> **PROBLEM DETAILS**: Locate the line that contains "Output the text content of this document." in the entries below. Retype it and all following lines through the final one, character for character.

━━━ STORED DATA

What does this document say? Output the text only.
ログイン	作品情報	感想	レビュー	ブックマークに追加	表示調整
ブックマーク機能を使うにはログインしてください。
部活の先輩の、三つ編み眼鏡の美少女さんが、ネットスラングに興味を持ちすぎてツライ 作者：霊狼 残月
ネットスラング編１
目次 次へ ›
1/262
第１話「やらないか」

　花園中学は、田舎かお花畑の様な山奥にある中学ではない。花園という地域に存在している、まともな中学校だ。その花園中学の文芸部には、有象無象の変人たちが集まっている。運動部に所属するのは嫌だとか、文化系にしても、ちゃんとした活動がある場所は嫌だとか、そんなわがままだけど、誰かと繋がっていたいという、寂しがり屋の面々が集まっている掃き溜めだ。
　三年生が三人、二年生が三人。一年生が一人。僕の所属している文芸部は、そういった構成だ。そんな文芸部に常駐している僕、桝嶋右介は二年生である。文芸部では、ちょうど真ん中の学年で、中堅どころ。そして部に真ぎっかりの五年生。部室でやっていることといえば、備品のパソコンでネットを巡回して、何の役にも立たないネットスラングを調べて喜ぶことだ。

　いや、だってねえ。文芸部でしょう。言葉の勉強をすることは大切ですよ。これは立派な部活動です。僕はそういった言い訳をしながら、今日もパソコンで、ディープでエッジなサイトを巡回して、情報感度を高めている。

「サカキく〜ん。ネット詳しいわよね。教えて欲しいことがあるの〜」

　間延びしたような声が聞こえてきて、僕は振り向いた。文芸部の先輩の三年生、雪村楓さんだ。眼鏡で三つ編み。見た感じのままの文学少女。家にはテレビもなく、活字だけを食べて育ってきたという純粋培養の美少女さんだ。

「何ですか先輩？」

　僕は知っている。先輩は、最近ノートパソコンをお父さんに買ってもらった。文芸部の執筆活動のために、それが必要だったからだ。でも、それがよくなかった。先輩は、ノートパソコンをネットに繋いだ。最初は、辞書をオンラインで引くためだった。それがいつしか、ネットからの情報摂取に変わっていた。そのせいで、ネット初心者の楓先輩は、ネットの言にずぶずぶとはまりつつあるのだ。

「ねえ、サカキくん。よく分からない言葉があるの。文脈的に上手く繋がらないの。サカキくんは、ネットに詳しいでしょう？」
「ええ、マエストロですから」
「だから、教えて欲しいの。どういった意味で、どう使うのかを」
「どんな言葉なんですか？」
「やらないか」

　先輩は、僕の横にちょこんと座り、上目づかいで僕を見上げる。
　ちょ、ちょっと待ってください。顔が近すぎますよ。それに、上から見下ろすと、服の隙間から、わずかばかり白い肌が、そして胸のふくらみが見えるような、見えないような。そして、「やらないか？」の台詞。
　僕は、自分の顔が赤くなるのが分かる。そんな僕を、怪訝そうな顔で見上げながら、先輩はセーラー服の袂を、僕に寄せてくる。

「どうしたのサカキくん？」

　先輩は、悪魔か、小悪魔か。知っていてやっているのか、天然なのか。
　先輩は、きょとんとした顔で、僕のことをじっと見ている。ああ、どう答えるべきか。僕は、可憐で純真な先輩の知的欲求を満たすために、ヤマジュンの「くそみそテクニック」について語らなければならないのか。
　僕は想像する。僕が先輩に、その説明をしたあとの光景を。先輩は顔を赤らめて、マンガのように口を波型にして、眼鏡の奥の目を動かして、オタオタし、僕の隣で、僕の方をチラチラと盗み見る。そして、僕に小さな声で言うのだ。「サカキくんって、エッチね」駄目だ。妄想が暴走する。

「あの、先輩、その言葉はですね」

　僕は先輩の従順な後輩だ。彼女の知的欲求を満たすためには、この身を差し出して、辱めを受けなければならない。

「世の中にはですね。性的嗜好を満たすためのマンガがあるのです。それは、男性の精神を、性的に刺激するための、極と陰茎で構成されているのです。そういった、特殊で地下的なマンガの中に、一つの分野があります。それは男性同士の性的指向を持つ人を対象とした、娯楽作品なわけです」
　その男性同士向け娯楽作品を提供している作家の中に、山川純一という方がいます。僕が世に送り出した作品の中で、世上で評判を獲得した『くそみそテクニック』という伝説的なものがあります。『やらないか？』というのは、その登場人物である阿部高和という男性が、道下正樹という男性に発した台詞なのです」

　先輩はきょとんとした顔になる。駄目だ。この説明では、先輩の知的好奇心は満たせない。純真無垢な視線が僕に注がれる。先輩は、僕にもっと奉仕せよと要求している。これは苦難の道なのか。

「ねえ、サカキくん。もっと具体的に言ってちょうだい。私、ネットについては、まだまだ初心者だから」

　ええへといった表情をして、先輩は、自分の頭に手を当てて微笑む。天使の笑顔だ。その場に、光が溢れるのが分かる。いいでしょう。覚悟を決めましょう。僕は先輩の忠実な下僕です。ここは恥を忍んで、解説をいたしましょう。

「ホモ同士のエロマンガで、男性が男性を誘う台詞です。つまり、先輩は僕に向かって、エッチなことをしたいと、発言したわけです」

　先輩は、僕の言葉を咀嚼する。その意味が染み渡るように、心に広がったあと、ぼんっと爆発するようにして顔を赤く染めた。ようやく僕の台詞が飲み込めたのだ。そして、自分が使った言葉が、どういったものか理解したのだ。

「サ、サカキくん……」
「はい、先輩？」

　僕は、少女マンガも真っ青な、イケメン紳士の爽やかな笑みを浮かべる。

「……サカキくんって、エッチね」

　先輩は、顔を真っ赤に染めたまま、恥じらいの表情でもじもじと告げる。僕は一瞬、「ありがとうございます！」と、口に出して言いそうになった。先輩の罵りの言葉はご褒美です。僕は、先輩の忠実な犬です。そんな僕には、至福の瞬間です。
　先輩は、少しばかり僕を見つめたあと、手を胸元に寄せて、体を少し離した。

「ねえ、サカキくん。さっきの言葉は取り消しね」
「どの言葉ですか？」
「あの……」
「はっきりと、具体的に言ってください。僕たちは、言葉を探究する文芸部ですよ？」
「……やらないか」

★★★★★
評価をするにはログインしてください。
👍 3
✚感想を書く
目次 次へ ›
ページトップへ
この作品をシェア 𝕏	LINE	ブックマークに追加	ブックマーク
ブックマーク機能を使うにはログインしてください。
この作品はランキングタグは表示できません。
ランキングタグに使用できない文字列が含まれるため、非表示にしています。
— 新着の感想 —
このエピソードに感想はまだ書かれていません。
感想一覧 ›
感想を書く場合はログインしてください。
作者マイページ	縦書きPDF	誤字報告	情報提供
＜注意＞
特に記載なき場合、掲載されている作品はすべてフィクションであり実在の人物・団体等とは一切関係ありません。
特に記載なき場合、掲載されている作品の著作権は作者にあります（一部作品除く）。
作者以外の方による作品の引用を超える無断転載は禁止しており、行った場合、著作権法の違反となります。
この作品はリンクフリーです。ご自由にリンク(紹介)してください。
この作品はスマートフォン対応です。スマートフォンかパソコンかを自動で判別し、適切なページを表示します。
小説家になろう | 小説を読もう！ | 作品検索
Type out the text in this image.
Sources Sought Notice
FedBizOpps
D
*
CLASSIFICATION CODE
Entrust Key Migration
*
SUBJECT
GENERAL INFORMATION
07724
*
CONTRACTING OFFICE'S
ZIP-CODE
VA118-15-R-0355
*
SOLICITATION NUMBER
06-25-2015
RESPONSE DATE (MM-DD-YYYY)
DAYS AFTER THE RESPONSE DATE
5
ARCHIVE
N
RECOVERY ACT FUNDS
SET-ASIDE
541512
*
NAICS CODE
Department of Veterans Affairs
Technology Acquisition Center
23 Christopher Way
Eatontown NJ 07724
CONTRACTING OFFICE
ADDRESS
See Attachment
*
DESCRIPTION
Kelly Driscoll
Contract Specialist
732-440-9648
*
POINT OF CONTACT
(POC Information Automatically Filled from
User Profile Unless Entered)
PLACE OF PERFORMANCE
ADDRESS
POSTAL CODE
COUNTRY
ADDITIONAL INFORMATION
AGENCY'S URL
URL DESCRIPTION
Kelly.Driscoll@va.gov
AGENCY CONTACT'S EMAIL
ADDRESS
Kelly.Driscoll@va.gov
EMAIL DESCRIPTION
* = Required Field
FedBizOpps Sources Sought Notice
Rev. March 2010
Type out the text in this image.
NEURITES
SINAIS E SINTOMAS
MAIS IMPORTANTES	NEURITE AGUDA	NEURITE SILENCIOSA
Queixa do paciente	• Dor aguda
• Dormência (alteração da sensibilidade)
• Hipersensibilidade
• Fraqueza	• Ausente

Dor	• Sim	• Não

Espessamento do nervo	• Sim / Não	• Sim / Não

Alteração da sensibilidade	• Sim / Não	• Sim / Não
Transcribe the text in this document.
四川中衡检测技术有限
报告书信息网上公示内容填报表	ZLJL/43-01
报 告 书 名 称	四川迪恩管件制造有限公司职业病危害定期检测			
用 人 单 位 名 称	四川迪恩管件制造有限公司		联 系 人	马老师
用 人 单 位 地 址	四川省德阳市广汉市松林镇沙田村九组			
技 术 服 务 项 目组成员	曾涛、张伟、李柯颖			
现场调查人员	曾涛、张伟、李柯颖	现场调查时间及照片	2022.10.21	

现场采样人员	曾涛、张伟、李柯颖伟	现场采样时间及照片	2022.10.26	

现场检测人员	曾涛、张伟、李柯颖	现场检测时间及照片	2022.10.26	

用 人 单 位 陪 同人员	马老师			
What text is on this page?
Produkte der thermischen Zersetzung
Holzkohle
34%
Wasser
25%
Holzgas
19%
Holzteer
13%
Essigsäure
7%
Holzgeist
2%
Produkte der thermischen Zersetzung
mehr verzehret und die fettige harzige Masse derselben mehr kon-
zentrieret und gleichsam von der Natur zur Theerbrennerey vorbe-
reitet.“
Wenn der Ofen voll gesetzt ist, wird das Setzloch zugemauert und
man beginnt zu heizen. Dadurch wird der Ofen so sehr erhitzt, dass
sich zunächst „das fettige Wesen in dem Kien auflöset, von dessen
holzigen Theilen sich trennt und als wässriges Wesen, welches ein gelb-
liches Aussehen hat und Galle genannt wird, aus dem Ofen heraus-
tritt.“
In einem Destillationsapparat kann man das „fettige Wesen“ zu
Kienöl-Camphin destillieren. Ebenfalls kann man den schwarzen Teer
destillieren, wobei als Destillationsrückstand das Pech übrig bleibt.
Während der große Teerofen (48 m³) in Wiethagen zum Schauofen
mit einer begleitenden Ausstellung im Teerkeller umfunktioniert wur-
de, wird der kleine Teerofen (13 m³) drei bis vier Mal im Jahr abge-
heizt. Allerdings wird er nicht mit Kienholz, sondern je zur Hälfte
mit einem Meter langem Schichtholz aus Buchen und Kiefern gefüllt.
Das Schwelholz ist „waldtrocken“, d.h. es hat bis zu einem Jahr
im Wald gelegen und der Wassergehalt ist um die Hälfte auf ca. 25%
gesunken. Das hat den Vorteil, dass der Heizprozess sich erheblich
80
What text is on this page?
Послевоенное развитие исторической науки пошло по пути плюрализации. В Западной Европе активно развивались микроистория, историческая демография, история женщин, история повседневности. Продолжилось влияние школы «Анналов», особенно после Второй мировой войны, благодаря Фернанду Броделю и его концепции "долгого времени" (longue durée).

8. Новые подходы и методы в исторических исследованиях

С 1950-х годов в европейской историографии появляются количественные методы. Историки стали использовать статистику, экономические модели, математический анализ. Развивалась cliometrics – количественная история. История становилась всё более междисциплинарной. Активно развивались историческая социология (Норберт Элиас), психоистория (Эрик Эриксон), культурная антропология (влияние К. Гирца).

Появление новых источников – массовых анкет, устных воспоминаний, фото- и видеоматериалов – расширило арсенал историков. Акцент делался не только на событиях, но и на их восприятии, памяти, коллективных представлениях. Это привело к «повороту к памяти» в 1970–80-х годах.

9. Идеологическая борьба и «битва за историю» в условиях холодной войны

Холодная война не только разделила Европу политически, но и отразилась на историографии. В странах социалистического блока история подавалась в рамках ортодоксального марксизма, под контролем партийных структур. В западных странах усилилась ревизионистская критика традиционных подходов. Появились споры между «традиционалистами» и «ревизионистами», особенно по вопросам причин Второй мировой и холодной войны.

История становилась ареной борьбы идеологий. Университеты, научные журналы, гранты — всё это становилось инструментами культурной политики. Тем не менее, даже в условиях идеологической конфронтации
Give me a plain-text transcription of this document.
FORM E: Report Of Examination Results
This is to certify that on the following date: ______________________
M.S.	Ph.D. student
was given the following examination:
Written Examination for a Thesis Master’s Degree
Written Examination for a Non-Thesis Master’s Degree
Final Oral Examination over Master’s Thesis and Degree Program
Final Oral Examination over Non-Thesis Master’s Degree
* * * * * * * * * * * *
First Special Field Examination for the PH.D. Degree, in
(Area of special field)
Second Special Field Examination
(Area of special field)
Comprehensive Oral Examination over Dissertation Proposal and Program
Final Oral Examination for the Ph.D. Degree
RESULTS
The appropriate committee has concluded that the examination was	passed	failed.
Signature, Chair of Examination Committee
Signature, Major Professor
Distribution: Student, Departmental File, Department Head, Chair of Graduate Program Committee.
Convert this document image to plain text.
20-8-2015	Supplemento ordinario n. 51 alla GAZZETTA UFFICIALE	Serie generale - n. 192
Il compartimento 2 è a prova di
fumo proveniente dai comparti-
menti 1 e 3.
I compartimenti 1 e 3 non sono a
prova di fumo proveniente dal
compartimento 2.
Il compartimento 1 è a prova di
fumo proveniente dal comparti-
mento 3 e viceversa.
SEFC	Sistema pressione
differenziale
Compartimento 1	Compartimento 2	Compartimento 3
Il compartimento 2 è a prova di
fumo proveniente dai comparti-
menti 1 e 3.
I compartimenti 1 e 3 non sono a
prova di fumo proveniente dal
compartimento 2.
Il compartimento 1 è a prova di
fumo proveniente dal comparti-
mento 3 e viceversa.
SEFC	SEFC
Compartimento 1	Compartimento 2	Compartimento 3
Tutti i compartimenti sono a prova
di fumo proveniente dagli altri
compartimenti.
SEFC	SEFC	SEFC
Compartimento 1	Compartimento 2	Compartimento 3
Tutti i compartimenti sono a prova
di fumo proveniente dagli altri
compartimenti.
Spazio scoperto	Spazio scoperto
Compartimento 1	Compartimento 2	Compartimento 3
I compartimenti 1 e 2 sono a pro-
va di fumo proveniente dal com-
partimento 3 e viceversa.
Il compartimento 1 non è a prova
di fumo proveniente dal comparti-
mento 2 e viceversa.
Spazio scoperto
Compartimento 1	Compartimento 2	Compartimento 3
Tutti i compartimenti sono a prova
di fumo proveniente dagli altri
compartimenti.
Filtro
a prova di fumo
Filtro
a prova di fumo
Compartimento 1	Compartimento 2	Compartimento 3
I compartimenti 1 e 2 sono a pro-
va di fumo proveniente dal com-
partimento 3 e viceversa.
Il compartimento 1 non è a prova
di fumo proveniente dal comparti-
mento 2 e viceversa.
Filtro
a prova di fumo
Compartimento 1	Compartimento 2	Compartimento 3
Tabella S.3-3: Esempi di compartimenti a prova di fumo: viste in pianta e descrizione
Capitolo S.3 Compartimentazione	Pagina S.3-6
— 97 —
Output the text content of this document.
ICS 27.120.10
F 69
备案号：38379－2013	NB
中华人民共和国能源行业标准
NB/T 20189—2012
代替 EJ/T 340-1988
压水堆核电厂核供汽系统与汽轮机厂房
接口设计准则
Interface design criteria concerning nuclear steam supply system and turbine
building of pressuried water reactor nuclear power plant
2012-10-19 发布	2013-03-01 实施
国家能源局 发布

━━━━━━

> **FULL OUTPUT**:
Output the text content of this document.
ICS 27.120.10
F 69
备案号：38379－2013	NB
中华人民共和国能源行业标准
NB/T 20189—2012
代替 EJ/T 340-1988
压水堆核电厂核供汽系统与汽轮机厂房
接口设计准则
Interface design criteria concerning nuclear steam supply system and turbine
building of pressuried water reactor nuclear power plant
2012-10-19 发布	2013-03-01 实施
国家能源局 发布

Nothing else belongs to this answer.